Objective
Return the full listing exactly as it is written.

[Collection entries]
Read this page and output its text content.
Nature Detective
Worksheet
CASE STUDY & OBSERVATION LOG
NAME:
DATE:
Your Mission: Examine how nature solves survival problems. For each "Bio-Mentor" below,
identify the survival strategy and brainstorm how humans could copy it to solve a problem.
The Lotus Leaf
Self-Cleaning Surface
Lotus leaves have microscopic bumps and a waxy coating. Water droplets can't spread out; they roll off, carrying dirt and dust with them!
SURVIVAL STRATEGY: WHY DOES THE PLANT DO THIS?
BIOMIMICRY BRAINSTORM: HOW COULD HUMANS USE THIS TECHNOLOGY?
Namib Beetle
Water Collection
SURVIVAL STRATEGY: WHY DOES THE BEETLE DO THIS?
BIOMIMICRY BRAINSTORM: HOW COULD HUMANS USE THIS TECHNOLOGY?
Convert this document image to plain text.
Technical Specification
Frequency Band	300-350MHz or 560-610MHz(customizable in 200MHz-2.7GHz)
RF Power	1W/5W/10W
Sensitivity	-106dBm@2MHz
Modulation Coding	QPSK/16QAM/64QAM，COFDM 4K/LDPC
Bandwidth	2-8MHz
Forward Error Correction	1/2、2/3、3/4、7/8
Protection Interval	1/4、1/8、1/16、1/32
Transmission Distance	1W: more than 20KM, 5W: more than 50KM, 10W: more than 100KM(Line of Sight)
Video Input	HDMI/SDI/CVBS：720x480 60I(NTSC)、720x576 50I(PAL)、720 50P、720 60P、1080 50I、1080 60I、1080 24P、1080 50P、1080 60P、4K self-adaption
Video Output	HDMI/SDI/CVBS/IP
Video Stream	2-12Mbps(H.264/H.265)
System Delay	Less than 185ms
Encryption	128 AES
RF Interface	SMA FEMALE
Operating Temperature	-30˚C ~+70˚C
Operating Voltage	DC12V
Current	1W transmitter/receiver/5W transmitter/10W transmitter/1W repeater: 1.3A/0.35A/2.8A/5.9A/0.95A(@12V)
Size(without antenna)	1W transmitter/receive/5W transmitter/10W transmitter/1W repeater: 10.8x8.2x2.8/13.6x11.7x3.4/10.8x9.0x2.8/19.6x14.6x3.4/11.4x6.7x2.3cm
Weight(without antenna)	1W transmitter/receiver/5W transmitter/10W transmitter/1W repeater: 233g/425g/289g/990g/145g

Right answer
Read this page and output its text content.
Nature Detective
Worksheet
CASE STUDY & OBSERVATION LOG
NAME:
DATE:
Your Mission: Examine how nature solves survival problems. For each "Bio-Mentor" below,
identify the survival strategy and brainstorm how humans could copy it to solve a problem.
The Lotus Leaf
Self-Cleaning Surface
Lotus leaves have microscopic bumps and a waxy coating. Water droplets can't spread out; they roll off, carrying dirt and dust with them!
SURVIVAL STRATEGY: WHY DOES THE PLANT DO THIS?
BIOMIMICRY BRAINSTORM: HOW COULD HUMANS USE THIS TECHNOLOGY?
Namib Beetle
Water Collection
SURVIVAL STRATEGY: WHY DOES THE BEETLE DO THIS?
BIOMIMICRY BRAINSTORM: HOW COULD HUMANS USE THIS TECHNOLOGY?
Convert this document image to plain text.
Technical Specification
Frequency Band	300-350MHz or 560-610MHz(customizable in 200MHz-2.7GHz)
RF Power	1W/5W/10W
Sensitivity	-106dBm@2MHz
Modulation Coding	QPSK/16QAM/64QAM，COFDM 4K/LDPC
Bandwidth	2-8MHz
Forward Error Correction	1/2、2/3、3/4、7/8
Protection Interval	1/4、1/8、1/16、1/32
Transmission Distance	1W: more than 20KM, 5W: more than 50KM, 10W: more than 100KM(Line of Sight)
Video Input	HDMI/SDI/CVBS：720x480 60I(NTSC)、720x576 50I(PAL)、720 50P、720 60P、1080 50I、1080 60I、1080 24P、1080 50P、1080 60P、4K self-adaption
Video Output	HDMI/SDI/CVBS/IP
Video Stream	2-12Mbps(H.264/H.265)
System Delay	Less than 185ms
Encryption	128 AES
RF Interface	SMA FEMALE
Operating Temperature	-30˚C ~+70˚C
Operating Voltage	DC12V
Current	1W transmitter/receiver/5W transmitter/10W transmitter/1W repeater: 1.3A/0.35A/2.8A/5.9A/0.95A(@12V)
Size(without antenna)	1W transmitter/receive/5W transmitter/10W transmitter/1W repeater: 10.8x8.2x2.8/13.6x11.7x3.4/10.8x9.0x2.8/19.6x14.6x3.4/11.4x6.7x2.3cm
Weight(without antenna)	1W transmitter/receiver/5W transmitter/10W transmitter/1W repeater: 233g/425g/289g/990g/145g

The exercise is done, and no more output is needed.